▸ **SOURCE RECORDS**:
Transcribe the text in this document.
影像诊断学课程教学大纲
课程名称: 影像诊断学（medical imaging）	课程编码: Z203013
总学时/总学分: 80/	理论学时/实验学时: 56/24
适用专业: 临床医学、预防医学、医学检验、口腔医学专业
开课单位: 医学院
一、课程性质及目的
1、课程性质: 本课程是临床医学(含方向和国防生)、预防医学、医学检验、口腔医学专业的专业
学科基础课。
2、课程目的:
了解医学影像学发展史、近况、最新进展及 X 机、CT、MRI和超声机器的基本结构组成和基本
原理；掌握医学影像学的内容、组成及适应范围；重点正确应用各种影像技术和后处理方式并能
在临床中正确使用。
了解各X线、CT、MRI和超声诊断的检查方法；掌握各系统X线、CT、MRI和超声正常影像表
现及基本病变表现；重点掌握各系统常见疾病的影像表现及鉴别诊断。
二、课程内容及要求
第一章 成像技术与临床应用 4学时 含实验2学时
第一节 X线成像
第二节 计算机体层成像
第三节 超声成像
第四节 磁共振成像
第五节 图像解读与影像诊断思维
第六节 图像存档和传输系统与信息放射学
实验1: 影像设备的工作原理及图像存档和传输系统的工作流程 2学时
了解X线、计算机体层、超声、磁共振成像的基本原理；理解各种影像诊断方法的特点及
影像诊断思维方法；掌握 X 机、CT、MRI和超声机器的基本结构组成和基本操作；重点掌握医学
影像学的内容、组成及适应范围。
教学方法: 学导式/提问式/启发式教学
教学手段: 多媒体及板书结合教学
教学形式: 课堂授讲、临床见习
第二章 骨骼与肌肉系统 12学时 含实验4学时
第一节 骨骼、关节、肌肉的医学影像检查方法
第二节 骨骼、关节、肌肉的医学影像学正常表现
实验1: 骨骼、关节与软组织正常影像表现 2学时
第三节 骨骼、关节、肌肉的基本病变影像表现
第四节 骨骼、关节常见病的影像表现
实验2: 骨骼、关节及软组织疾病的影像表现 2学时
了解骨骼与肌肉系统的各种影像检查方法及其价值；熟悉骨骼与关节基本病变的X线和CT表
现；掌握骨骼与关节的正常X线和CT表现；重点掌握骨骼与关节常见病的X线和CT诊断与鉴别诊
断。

▸ **WRITTEN PROBLEM**:
Pick each line holding the word "医学检验" out of the data and copy it.

▸ **THE RESULT**:
适用专业: 临床医学、预防医学、医学检验、口腔医学专业
1、课程性质: 本课程是临床医学(含方向和国防生)、预防医学、医学检验、口腔医学专业的专业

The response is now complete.